» **YOUR TASK**
Copy each line in the data that includes the word "JSON".

» **Dataset rows about figures**
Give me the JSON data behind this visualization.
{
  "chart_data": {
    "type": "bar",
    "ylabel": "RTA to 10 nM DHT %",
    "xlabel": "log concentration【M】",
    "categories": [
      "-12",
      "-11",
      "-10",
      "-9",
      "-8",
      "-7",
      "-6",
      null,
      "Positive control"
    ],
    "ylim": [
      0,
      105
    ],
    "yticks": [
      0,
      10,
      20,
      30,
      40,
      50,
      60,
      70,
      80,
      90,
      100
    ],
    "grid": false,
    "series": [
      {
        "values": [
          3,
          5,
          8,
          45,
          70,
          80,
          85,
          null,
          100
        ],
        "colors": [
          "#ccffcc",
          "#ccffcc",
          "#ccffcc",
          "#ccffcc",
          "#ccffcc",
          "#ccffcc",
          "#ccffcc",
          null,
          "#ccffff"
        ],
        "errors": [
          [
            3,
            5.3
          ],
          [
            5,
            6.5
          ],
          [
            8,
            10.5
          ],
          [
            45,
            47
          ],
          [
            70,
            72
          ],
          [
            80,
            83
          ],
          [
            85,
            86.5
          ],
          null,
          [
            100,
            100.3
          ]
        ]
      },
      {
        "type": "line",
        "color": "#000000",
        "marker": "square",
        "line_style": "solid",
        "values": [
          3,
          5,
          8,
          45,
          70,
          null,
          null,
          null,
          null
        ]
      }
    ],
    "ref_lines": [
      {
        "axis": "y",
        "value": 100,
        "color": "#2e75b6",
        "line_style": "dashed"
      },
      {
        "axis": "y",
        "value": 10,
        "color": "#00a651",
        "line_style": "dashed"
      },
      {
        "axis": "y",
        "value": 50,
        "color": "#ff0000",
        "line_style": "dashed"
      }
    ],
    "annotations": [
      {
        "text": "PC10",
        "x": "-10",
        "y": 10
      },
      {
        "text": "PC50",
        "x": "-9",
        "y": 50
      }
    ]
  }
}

==

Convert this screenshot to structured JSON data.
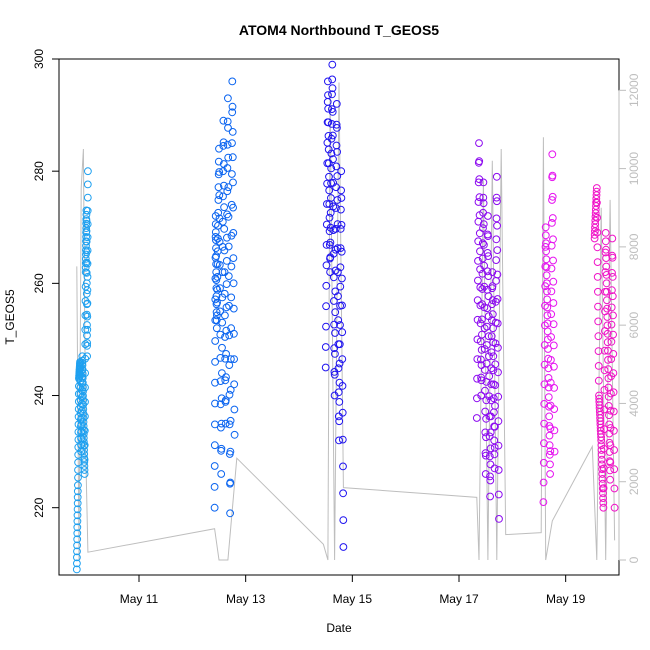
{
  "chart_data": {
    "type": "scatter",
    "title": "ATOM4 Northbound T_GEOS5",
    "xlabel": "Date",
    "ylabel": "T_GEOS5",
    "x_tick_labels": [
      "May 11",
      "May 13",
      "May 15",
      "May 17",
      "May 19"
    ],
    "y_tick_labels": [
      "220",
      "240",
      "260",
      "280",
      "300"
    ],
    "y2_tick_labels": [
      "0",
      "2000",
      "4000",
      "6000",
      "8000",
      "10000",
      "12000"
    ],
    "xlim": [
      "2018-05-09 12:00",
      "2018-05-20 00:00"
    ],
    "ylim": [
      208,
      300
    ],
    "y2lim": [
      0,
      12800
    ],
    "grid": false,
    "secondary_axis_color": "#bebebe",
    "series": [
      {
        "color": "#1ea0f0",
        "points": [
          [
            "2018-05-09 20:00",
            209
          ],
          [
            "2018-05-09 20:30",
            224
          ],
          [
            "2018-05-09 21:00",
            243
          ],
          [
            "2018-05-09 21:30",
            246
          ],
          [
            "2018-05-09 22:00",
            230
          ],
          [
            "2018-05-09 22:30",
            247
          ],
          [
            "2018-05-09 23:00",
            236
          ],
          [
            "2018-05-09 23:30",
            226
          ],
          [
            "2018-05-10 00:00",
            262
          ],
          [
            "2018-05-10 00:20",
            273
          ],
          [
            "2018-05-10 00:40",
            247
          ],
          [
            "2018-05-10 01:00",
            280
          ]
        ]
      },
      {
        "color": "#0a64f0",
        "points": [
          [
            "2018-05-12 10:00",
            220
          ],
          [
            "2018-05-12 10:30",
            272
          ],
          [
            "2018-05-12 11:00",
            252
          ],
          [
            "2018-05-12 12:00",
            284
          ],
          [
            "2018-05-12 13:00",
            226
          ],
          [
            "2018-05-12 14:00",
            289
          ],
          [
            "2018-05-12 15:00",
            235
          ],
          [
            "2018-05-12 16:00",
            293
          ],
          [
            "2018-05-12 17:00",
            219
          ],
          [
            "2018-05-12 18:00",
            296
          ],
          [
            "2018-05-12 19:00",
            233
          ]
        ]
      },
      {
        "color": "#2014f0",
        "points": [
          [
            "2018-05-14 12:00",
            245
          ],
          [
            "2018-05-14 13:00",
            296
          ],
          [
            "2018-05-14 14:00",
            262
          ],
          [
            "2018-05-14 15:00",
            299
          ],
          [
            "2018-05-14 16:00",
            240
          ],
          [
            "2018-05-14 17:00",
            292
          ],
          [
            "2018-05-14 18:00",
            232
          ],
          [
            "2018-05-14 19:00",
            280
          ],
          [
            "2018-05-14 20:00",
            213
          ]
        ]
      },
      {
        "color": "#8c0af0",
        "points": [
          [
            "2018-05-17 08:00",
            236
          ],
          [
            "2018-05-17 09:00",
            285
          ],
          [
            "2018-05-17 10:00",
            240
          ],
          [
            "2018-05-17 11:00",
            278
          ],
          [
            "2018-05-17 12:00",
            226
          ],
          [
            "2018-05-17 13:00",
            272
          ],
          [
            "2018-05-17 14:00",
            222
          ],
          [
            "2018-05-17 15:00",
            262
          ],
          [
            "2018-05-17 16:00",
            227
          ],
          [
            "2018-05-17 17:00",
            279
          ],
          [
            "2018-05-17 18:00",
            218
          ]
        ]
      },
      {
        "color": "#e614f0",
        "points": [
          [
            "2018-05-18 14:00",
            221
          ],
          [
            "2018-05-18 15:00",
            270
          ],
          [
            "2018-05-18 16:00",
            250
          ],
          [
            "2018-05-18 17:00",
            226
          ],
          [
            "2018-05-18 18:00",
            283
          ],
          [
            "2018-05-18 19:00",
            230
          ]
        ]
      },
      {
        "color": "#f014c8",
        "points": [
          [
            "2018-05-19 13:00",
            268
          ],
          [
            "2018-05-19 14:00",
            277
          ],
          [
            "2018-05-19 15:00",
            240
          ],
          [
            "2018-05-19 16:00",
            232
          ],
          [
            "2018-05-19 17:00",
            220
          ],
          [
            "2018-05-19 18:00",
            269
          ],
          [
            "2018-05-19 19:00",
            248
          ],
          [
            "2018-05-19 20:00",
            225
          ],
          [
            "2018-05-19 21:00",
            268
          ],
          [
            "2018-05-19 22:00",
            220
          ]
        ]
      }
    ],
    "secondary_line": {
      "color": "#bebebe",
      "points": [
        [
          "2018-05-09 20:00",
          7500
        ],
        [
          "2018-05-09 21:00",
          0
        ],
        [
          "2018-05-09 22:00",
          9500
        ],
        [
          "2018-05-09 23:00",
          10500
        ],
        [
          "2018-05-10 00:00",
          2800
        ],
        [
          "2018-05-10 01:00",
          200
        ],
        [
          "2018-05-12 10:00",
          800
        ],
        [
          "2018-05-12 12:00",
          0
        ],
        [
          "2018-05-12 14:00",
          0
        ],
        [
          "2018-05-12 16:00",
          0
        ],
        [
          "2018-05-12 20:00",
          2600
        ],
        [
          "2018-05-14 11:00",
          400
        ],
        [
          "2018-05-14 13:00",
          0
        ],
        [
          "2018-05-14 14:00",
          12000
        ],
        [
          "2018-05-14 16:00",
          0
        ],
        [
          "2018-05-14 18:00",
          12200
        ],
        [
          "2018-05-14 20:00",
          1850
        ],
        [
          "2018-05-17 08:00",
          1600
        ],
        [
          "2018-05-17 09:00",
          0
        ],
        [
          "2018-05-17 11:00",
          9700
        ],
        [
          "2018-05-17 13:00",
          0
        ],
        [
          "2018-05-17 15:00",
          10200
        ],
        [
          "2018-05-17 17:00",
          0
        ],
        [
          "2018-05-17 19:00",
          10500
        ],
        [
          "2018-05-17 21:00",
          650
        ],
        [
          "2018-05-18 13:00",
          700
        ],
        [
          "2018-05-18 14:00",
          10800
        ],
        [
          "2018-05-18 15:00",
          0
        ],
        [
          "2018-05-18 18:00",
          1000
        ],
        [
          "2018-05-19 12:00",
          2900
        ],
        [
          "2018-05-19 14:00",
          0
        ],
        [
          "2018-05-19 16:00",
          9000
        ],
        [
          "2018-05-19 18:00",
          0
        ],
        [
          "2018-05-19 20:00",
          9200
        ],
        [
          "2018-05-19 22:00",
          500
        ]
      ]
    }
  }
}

» **EXERCISE RESULT**
Give me the JSON data behind this visualization.
Convert this screenshot to structured JSON data.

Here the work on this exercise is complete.